- [Work instructions] Count lines, not occurrences: give the number of lines holding the word "other", and nothing besides.
++++ Provided data ++++
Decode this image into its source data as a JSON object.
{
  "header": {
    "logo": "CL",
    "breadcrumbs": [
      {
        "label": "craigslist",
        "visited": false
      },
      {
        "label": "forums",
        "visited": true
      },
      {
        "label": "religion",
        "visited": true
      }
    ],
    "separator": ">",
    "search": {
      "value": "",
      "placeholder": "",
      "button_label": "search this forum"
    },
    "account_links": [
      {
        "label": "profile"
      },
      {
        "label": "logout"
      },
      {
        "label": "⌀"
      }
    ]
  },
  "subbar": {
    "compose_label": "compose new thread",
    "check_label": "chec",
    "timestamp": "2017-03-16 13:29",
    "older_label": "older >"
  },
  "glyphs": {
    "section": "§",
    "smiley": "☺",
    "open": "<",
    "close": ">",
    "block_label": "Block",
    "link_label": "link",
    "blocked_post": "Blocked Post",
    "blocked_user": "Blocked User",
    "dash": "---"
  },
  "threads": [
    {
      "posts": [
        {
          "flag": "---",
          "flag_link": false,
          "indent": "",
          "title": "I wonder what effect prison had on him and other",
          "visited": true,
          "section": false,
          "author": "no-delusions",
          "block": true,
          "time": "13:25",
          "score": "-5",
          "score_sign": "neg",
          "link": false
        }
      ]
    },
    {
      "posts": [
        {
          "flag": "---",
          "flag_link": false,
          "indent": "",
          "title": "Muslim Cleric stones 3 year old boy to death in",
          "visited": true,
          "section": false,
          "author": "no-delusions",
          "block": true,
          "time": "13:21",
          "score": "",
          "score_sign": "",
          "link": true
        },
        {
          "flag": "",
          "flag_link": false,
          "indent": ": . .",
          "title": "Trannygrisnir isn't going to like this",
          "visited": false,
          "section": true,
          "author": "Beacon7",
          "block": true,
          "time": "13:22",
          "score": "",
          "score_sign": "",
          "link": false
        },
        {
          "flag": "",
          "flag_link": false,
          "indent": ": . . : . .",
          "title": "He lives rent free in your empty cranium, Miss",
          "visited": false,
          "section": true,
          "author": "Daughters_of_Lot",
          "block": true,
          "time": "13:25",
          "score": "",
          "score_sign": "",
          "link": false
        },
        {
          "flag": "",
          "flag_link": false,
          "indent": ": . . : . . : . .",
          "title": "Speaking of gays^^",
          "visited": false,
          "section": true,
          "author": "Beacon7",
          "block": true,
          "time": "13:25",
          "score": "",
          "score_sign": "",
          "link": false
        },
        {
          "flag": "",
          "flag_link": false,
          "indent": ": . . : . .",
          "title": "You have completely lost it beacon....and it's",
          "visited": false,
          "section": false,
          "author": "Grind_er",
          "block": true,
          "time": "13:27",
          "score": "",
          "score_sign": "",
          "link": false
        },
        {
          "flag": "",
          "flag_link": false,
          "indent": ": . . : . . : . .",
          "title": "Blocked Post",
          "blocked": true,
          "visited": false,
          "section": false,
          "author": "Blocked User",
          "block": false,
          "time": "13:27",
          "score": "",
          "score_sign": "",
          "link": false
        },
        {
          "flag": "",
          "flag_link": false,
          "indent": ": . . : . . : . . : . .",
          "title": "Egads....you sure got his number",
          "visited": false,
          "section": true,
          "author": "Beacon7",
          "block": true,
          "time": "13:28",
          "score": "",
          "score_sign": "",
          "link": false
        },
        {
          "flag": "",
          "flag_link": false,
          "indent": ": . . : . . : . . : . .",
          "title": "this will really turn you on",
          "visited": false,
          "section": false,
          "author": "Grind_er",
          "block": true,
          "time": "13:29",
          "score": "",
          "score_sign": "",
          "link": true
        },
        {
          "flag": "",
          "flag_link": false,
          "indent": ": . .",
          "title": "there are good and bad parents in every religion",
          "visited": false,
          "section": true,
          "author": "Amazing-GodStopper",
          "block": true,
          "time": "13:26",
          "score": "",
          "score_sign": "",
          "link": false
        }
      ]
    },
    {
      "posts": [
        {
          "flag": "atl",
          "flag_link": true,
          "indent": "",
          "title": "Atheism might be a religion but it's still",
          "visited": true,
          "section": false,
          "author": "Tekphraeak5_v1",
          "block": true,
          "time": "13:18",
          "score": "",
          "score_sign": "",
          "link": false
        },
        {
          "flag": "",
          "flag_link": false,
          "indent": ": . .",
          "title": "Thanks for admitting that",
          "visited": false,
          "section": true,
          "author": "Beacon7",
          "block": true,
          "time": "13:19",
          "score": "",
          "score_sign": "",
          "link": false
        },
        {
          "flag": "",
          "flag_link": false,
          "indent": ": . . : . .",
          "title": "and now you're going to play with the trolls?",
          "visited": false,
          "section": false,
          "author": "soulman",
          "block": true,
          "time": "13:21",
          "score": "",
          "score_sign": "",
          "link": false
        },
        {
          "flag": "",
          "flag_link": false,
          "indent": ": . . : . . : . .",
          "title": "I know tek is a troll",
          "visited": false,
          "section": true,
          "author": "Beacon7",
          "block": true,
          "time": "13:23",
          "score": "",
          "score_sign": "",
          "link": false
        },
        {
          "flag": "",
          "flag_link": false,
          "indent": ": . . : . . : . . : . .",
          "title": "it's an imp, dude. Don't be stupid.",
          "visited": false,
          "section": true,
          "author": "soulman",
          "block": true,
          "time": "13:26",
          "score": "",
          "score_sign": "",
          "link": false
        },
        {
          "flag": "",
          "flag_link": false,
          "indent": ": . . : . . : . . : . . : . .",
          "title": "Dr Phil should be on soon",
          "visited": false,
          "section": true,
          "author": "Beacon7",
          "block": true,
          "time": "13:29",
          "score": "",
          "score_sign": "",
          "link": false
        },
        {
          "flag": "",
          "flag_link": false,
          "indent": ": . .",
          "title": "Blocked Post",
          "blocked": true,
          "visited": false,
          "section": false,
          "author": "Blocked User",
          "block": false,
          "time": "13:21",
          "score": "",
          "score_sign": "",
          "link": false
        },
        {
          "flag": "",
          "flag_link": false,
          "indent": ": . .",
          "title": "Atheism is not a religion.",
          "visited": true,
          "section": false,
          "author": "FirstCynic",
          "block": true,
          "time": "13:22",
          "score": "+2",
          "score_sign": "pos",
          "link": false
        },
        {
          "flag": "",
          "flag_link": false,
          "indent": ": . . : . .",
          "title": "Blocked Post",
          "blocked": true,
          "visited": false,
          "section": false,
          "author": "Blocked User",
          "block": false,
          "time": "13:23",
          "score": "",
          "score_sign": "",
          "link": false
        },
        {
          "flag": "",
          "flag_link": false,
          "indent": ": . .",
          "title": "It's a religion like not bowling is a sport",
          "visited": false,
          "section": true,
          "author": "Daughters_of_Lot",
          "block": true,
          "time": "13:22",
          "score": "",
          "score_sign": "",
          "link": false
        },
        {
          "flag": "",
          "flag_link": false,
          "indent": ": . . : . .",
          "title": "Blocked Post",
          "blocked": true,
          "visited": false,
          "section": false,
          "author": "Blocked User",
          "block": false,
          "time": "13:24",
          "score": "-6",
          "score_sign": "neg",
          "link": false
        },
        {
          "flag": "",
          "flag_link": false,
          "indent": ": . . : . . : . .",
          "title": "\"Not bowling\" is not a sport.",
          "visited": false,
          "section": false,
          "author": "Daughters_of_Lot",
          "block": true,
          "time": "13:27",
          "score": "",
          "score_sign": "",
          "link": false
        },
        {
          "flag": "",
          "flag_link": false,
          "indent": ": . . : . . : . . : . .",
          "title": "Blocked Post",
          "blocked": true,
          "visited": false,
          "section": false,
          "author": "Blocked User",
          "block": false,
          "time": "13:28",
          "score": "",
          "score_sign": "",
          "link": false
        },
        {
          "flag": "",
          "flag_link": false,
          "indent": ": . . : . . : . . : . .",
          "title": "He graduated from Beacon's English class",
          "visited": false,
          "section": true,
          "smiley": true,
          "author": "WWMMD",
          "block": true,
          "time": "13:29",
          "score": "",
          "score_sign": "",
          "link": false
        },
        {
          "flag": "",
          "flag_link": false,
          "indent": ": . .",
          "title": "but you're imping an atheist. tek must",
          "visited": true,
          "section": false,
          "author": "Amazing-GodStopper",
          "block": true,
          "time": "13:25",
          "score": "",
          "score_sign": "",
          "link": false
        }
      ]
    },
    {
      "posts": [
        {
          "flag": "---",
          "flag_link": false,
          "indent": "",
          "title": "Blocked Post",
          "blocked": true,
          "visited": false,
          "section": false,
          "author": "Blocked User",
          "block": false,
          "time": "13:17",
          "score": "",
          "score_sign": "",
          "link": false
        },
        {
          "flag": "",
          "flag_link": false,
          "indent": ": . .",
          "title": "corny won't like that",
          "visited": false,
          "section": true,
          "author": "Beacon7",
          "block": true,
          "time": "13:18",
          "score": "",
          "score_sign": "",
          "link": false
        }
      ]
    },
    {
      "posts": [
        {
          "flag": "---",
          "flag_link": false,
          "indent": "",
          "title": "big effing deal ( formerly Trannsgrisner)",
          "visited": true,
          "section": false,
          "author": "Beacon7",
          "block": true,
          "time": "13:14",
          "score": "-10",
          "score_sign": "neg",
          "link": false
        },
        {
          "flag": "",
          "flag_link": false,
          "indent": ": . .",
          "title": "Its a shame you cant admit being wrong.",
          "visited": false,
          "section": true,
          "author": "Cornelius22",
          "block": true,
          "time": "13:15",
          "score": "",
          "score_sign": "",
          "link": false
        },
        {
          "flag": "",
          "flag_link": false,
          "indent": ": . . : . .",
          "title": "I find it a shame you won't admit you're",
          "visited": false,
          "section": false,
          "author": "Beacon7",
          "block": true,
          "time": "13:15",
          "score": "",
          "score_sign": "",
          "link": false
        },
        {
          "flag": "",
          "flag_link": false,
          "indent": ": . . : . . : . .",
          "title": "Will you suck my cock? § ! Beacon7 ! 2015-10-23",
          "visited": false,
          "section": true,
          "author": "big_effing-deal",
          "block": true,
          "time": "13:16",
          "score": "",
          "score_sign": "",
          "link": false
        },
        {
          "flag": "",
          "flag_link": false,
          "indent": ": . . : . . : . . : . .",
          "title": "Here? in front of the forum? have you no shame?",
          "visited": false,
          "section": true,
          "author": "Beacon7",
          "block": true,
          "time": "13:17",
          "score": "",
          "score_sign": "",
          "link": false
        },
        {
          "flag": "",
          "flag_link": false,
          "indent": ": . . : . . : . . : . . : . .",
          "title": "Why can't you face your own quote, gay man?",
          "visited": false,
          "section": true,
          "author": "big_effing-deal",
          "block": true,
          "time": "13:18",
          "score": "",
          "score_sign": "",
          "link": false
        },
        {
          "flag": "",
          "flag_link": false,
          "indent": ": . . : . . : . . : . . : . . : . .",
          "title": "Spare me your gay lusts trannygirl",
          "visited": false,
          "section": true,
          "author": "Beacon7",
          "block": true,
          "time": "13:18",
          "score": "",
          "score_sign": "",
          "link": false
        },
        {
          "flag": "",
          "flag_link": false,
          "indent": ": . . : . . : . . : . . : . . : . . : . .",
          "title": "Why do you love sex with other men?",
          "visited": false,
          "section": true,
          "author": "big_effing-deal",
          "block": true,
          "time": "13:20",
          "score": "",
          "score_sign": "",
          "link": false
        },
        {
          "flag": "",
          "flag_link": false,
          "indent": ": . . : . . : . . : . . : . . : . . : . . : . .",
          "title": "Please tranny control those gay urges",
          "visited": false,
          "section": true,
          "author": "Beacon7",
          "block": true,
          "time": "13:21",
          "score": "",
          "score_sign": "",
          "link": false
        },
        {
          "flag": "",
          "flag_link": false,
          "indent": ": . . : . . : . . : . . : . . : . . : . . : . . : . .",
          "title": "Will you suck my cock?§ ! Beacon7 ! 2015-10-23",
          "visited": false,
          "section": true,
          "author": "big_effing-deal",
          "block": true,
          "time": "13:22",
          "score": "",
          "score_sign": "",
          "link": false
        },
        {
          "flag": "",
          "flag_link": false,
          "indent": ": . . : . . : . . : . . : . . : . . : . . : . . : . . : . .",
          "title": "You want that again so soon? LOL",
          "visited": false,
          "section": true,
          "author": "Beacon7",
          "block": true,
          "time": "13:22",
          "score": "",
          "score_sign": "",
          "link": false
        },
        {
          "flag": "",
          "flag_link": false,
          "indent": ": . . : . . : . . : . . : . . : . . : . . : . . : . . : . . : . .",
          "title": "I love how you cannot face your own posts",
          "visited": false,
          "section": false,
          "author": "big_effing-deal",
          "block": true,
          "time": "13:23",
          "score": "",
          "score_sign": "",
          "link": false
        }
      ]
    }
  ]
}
++++
- [Full answer] 2